> [Records for the exercise]
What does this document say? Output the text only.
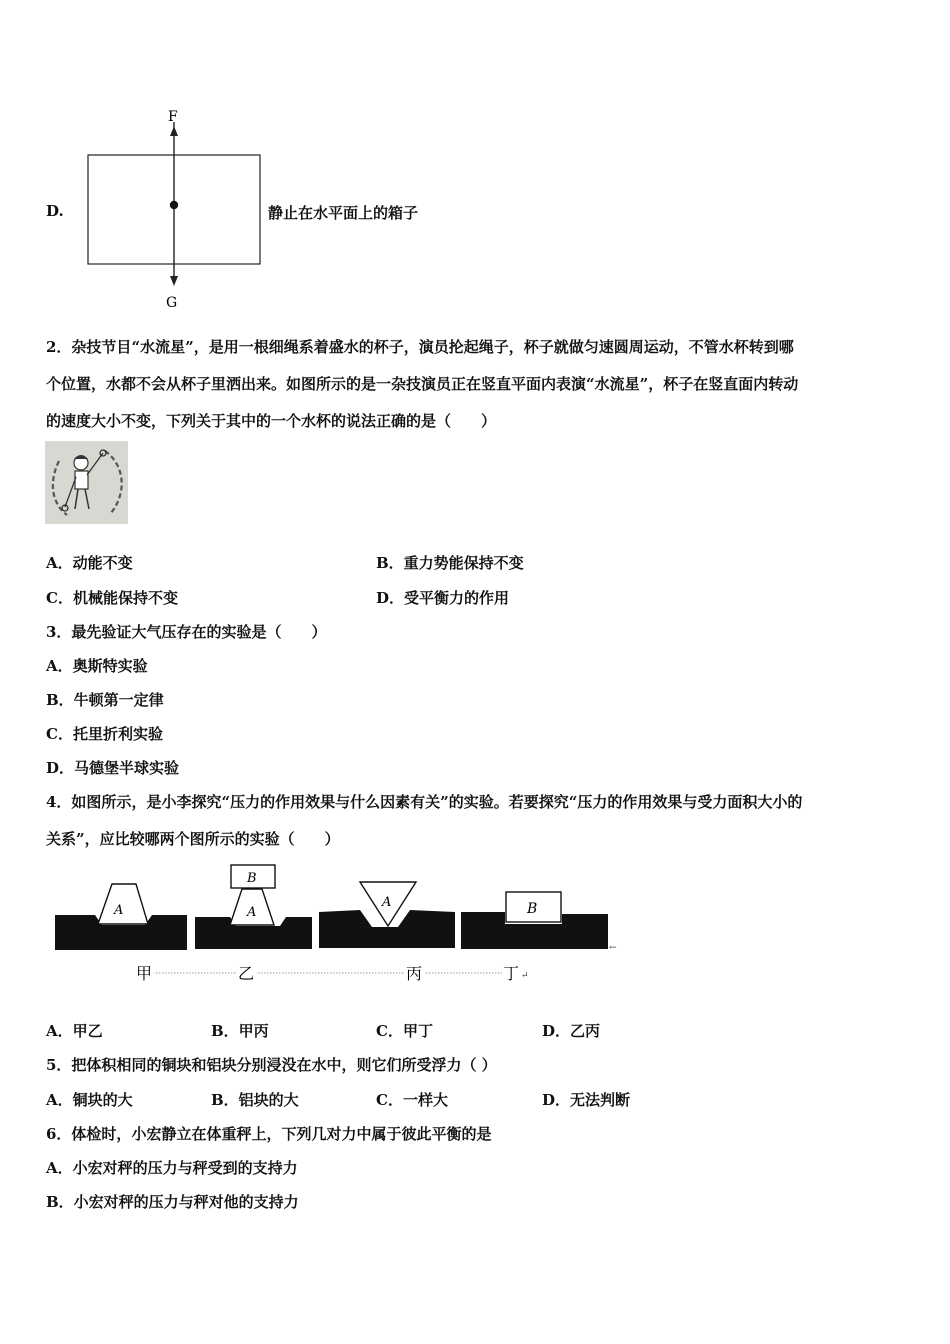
D.
F
G
静止在水平面上的箱子
2．杂技节目“水流星”，是用一根细绳系着盛水的杯子，演员抡起绳子，杯子就做匀速圆周运动，不管水杯转到哪
个位置，水都不会从杯子里洒出来。如图所示的是一杂技演员正在竖直平面内表演“水流星”，杯子在竖直面内转动
的速度大小不变，下列关于其中的一个水杯的说法正确的是（　　）
A．动能不变	B．重力势能保持不变
C．机械能保持不变	D．受平衡力的作用
3．最先验证大气压存在的实验是（　　）
A．奥斯特实验
B．牛顿第一定律
C．托里折利实验
D．马德堡半球实验
4．如图所示，是小李探究“压力的作用效果与什么因素有关”的实验。若要探究“压力的作用效果与受力面积大小的
关系”，应比较哪两个图所示的实验（　　）
A	A
B
A	B
←
甲	乙	丙	丁 ↵
A．甲乙	B．甲丙	C．甲丁	D．乙丙
5．把体积相同的铜块和铝块分别浸没在水中，则它们所受浮力（ ）
A．铜块的大	B．铝块的大	C．一样大	D．无法判断
6．体检时，小宏静立在体重秤上，下列几对力中属于彼此平衡的是
A．小宏对秤的压力与秤受到的支持力
B．小宏对秤的压力与秤对他的支持力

> [Goal]
Pictures are excluded; copy every other part of the records exactly.

> [Correct output]
What does this document say? Output the text only.
D.
F
G
静止在水平面上的箱子
2．杂技节目“水流星”，是用一根细绳系着盛水的杯子，演员抡起绳子，杯子就做匀速圆周运动，不管水杯转到哪
个位置，水都不会从杯子里洒出来。如图所示的是一杂技演员正在竖直平面内表演“水流星”，杯子在竖直面内转动
的速度大小不变，下列关于其中的一个水杯的说法正确的是（　　）
A．动能不变	B．重力势能保持不变
C．机械能保持不变	D．受平衡力的作用
3．最先验证大气压存在的实验是（　　）
A．奥斯特实验
B．牛顿第一定律
C．托里折利实验
D．马德堡半球实验
4．如图所示，是小李探究“压力的作用效果与什么因素有关”的实验。若要探究“压力的作用效果与受力面积大小的
关系”，应比较哪两个图所示的实验（　　）
A	A
B
A	B
←
甲	乙	丙	丁 ↵
A．甲乙	B．甲丙	C．甲丁	D．乙丙
5．把体积相同的铜块和铝块分别浸没在水中，则它们所受浮力（ ）
A．铜块的大	B．铝块的大	C．一样大	D．无法判断
6．体检时，小宏静立在体重秤上，下列几对力中属于彼此平衡的是
A．小宏对秤的压力与秤受到的支持力
B．小宏对秤的压力与秤对他的支持力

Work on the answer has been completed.